# START OF Items

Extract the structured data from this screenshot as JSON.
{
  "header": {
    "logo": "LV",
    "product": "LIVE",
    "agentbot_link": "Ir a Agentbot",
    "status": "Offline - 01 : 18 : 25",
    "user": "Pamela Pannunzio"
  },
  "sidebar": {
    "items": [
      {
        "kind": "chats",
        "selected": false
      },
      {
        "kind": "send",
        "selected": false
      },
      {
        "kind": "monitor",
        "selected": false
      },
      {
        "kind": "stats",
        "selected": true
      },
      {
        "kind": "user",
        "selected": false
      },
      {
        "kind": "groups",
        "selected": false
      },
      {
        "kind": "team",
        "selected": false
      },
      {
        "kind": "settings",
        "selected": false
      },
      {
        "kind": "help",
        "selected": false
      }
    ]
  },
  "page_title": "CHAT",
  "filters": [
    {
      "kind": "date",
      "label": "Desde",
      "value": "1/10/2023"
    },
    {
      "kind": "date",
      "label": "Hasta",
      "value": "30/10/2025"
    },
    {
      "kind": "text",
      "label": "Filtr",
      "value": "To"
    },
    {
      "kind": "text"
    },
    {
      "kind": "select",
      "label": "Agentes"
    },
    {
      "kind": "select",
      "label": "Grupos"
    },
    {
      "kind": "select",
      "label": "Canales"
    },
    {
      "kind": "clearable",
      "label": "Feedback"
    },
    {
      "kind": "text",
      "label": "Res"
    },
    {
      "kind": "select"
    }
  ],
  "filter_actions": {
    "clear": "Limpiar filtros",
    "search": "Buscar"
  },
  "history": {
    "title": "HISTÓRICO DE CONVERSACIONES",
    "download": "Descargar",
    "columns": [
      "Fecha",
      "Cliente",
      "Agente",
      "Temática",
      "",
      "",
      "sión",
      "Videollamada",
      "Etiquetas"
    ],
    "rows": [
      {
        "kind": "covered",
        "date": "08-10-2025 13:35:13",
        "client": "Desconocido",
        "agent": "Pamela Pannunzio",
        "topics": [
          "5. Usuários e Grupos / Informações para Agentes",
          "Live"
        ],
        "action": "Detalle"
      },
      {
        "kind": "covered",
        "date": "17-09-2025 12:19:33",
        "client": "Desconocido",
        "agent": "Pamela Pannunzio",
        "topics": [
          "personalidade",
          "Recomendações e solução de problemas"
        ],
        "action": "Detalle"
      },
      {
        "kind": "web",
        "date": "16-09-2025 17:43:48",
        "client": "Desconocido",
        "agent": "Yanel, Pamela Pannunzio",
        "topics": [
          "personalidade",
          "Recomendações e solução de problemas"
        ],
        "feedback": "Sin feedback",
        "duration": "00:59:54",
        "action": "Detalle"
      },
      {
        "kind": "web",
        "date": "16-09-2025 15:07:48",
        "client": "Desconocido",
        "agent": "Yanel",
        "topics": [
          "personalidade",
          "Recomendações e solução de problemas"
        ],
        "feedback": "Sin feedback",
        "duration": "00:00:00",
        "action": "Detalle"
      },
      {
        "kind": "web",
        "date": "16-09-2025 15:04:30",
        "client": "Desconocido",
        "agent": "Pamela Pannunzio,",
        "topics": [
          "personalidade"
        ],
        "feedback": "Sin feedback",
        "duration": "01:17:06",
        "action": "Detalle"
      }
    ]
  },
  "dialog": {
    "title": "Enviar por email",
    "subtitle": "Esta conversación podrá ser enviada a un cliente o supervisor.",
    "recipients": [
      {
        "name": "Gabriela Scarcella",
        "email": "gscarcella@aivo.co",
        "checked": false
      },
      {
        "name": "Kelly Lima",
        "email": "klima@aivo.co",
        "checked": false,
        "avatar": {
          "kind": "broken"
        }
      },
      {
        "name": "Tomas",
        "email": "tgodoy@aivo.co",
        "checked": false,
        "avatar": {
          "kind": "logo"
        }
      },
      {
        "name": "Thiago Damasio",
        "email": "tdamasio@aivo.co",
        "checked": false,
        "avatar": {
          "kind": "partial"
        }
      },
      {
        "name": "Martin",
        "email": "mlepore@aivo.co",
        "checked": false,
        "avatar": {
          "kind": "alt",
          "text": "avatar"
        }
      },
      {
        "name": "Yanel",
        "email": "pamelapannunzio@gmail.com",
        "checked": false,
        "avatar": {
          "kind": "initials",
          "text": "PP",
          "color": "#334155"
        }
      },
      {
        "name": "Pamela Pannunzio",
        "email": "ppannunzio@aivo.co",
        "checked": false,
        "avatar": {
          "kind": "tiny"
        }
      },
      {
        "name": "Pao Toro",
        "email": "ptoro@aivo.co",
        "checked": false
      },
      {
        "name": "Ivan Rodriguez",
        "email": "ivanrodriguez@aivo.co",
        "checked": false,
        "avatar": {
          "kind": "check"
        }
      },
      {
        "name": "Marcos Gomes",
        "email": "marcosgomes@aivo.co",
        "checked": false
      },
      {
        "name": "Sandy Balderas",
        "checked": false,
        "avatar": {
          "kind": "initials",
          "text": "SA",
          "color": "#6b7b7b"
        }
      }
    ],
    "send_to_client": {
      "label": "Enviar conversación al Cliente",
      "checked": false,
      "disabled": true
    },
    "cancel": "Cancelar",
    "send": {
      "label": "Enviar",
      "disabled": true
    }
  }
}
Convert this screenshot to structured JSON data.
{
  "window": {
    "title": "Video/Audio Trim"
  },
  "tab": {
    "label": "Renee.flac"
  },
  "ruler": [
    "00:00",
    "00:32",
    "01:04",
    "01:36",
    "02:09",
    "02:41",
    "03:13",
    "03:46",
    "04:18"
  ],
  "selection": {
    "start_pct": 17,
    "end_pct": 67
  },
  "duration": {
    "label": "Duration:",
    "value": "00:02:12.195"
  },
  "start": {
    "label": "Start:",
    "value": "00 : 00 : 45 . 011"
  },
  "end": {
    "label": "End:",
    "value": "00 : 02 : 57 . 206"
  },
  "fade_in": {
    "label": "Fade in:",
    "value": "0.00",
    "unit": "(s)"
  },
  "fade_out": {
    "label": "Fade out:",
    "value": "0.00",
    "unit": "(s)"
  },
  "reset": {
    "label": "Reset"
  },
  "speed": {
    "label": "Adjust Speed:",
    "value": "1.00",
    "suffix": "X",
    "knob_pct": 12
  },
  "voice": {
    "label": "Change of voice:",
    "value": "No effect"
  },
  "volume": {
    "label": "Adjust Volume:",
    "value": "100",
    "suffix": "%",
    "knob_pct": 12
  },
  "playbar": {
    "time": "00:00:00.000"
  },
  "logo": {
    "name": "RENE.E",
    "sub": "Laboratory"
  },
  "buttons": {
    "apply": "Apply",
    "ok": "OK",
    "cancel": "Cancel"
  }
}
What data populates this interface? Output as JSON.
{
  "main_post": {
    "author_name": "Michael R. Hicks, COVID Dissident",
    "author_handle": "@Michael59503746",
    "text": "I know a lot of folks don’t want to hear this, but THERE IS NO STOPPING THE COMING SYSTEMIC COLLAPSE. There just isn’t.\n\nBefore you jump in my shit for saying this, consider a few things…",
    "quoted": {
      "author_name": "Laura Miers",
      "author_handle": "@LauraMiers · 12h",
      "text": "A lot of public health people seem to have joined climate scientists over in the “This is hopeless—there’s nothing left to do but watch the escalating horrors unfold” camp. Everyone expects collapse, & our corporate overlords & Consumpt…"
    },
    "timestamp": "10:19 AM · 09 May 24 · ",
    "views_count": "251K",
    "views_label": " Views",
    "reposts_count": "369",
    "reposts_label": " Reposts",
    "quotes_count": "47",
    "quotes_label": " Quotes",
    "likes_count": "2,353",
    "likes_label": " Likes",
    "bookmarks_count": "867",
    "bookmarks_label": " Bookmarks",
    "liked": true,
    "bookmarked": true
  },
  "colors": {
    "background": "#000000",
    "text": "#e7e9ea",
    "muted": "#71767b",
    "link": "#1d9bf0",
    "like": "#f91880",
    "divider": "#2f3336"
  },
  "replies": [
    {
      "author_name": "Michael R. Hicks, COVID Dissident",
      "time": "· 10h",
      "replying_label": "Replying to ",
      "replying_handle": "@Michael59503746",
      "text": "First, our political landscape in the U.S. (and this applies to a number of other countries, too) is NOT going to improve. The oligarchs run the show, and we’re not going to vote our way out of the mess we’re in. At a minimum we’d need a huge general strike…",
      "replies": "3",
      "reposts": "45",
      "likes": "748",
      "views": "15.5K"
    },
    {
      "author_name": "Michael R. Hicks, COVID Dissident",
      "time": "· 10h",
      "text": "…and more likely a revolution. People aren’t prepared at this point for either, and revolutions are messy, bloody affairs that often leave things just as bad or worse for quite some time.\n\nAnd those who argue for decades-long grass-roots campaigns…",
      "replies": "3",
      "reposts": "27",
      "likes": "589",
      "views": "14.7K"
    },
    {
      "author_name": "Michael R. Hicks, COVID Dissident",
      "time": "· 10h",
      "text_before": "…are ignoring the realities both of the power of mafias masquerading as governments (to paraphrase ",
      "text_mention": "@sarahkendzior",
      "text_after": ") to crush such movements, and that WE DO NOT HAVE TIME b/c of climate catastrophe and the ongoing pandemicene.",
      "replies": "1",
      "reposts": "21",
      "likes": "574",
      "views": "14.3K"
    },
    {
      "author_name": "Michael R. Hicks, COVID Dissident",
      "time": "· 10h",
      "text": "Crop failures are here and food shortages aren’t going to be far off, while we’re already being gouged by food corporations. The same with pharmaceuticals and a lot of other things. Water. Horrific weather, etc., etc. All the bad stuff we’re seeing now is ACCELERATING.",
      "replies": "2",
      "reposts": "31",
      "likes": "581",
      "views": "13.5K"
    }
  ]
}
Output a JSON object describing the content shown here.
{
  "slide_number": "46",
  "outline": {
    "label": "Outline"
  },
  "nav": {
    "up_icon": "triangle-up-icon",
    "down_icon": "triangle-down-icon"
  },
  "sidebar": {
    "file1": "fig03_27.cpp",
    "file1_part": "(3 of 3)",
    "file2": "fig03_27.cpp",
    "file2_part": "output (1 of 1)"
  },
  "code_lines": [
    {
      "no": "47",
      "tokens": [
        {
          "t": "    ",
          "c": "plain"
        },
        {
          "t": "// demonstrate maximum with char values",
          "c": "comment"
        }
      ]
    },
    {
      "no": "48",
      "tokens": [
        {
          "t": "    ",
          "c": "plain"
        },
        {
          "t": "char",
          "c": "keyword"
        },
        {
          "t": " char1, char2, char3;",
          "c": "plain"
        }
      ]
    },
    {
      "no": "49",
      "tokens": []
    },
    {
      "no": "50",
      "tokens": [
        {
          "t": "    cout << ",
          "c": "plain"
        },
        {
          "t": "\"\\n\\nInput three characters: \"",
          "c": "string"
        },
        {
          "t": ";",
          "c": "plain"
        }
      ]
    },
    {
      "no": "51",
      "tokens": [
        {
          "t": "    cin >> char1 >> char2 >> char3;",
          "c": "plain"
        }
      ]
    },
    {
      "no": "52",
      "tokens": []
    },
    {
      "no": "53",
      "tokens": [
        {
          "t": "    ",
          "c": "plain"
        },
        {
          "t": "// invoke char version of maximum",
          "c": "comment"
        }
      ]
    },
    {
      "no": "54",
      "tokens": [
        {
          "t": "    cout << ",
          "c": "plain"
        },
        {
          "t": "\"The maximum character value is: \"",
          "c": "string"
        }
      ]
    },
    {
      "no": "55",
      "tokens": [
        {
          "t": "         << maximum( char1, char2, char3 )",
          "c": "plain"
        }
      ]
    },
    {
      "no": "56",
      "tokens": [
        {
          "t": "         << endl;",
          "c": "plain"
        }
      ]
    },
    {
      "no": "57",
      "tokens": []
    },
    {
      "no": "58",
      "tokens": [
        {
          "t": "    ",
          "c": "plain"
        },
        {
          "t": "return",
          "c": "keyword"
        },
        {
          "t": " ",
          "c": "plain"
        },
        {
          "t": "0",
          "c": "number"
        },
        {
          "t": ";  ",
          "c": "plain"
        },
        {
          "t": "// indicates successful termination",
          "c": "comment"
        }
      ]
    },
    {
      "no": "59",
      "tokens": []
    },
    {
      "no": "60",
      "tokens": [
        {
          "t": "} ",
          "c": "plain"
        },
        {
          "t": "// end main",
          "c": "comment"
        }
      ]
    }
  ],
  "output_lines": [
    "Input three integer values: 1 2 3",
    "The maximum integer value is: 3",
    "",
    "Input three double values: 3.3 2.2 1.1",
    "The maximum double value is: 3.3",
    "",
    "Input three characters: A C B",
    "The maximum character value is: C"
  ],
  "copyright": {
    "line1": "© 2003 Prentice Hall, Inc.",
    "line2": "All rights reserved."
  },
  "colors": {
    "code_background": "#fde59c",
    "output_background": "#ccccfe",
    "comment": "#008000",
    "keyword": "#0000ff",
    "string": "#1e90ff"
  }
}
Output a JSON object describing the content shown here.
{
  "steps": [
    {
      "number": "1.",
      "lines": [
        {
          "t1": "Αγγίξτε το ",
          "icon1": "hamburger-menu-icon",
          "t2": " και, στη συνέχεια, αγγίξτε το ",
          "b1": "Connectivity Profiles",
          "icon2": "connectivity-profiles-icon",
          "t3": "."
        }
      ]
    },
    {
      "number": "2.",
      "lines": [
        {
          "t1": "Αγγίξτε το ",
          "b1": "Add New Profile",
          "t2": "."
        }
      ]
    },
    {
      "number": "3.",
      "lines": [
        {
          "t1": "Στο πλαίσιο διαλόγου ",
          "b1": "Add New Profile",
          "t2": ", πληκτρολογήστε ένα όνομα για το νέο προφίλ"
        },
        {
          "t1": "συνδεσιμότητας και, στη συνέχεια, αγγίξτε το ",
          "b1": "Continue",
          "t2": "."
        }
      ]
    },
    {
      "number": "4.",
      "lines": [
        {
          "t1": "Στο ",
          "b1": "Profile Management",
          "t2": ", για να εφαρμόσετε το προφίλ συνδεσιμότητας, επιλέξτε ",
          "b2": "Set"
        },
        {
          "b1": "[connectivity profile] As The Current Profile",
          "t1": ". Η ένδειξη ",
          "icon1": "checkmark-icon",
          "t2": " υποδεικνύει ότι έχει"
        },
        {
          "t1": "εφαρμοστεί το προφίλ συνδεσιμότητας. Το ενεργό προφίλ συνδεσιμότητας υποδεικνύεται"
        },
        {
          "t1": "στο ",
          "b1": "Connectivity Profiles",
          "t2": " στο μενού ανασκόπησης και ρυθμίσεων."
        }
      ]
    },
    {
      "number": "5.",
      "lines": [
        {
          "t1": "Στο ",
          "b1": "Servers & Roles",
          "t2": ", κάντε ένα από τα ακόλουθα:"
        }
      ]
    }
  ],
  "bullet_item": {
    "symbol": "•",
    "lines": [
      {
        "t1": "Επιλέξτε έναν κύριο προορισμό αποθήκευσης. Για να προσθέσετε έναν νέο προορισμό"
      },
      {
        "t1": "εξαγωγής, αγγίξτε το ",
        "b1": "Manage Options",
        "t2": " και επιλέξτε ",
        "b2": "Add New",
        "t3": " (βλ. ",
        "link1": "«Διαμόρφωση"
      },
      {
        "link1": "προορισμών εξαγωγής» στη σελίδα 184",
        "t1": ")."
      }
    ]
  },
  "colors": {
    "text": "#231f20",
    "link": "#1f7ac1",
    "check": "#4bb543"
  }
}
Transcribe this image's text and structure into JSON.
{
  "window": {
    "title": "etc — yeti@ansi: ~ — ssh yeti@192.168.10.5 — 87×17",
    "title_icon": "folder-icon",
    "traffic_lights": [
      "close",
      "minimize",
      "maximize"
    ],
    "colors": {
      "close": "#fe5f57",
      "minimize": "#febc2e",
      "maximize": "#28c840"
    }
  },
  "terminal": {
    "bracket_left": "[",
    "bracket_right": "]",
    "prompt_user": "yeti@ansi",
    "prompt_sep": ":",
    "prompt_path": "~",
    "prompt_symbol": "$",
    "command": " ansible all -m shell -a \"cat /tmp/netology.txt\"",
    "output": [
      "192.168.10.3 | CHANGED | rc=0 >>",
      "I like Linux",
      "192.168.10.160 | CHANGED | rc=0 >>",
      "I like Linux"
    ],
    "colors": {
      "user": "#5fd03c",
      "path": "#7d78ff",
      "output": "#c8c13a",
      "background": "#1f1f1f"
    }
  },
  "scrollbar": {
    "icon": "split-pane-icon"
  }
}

# END OF Items

▶ What to produce
Give a single number: the count of lines above that include the word "icon".

▶ Task result
7